▸ The exercise
Count the lines in the records below that contain the word "Карачаево", and reply with only that number.
★ ★ ★ ★ ★
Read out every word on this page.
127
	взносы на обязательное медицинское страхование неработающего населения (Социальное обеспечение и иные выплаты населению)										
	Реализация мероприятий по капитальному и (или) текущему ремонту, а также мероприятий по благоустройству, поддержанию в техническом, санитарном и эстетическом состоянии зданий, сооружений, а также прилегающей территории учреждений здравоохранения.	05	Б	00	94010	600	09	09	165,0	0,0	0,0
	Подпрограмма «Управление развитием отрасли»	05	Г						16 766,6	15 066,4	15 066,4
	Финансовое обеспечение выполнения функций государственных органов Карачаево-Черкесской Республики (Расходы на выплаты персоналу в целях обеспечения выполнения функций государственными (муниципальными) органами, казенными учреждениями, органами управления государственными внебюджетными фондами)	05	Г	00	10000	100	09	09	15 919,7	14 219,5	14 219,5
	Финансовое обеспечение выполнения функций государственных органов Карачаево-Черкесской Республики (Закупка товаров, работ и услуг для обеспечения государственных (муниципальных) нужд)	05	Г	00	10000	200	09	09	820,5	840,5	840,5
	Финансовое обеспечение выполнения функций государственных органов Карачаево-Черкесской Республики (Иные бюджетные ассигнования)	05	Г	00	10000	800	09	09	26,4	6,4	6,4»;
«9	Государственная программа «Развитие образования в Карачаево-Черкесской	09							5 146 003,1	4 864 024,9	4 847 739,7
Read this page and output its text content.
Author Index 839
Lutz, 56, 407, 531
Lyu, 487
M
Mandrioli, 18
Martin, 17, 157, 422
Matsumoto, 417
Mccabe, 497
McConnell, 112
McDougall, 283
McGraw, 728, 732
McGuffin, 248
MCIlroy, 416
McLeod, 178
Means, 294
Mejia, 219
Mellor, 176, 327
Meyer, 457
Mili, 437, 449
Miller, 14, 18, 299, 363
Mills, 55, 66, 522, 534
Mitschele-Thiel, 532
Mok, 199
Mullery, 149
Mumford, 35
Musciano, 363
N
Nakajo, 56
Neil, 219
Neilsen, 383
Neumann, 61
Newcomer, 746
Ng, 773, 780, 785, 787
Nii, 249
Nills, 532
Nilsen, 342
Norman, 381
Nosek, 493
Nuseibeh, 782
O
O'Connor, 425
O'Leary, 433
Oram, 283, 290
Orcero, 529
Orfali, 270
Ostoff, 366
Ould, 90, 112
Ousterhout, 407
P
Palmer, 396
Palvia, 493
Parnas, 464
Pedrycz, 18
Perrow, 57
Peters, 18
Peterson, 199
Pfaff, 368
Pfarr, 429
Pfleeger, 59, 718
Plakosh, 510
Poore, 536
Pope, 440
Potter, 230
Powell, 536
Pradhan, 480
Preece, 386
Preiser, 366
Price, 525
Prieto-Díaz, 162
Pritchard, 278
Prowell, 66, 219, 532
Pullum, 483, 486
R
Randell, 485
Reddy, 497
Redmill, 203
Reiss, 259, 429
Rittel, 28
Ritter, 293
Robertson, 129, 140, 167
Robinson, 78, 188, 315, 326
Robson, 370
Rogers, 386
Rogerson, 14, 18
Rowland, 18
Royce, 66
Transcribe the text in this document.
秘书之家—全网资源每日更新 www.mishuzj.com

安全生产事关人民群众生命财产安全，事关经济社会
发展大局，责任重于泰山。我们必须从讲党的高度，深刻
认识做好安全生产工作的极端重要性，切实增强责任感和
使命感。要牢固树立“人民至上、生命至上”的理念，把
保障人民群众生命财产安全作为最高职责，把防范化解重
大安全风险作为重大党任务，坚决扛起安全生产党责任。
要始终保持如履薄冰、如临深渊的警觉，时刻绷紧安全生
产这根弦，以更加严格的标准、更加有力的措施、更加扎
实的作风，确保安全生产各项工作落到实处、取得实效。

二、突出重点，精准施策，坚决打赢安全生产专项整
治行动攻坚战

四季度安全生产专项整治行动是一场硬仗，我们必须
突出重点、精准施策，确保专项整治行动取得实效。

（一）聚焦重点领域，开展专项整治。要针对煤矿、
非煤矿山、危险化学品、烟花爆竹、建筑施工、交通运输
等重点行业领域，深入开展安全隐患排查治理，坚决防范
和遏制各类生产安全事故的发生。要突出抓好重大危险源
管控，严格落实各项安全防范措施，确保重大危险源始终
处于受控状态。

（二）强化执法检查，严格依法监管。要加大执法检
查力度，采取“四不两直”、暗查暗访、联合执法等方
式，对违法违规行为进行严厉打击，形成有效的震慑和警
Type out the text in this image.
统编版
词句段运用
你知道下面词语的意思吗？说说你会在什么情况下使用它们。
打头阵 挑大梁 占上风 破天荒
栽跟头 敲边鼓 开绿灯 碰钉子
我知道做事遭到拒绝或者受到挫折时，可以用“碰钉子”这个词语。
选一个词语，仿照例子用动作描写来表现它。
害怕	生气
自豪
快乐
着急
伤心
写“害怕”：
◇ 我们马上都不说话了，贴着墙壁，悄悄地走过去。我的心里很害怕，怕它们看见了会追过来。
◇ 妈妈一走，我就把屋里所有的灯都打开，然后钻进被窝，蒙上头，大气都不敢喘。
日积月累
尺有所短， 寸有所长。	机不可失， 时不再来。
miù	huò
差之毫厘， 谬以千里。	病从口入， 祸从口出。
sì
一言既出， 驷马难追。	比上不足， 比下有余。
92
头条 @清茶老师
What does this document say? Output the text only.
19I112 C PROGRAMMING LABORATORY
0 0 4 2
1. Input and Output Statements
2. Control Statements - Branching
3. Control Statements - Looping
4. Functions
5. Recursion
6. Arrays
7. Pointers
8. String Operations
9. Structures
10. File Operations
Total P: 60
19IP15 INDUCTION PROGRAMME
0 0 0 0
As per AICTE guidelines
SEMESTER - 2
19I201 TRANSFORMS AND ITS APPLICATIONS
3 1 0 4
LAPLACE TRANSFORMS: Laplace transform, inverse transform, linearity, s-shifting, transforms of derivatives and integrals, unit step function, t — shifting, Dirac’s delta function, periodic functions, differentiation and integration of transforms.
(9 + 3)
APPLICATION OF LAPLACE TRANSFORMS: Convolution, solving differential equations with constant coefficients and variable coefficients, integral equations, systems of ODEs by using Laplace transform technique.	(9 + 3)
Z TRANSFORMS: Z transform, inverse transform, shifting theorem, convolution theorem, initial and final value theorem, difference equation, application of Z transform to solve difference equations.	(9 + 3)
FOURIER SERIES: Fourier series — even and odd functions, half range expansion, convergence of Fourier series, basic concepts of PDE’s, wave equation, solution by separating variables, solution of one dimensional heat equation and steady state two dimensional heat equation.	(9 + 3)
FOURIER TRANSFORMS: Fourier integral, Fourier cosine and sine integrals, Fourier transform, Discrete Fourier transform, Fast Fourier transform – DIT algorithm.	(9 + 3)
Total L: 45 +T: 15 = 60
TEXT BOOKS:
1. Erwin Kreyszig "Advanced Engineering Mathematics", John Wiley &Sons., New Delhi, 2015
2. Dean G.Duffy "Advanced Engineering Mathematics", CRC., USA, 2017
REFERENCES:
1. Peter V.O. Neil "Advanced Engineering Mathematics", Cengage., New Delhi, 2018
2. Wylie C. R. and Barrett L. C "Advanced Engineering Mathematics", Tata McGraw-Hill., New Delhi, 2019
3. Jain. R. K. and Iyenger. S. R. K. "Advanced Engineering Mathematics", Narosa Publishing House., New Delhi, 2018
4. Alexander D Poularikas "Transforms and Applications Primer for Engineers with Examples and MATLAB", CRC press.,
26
★ ★ ★ ★ ★
▸ The result
4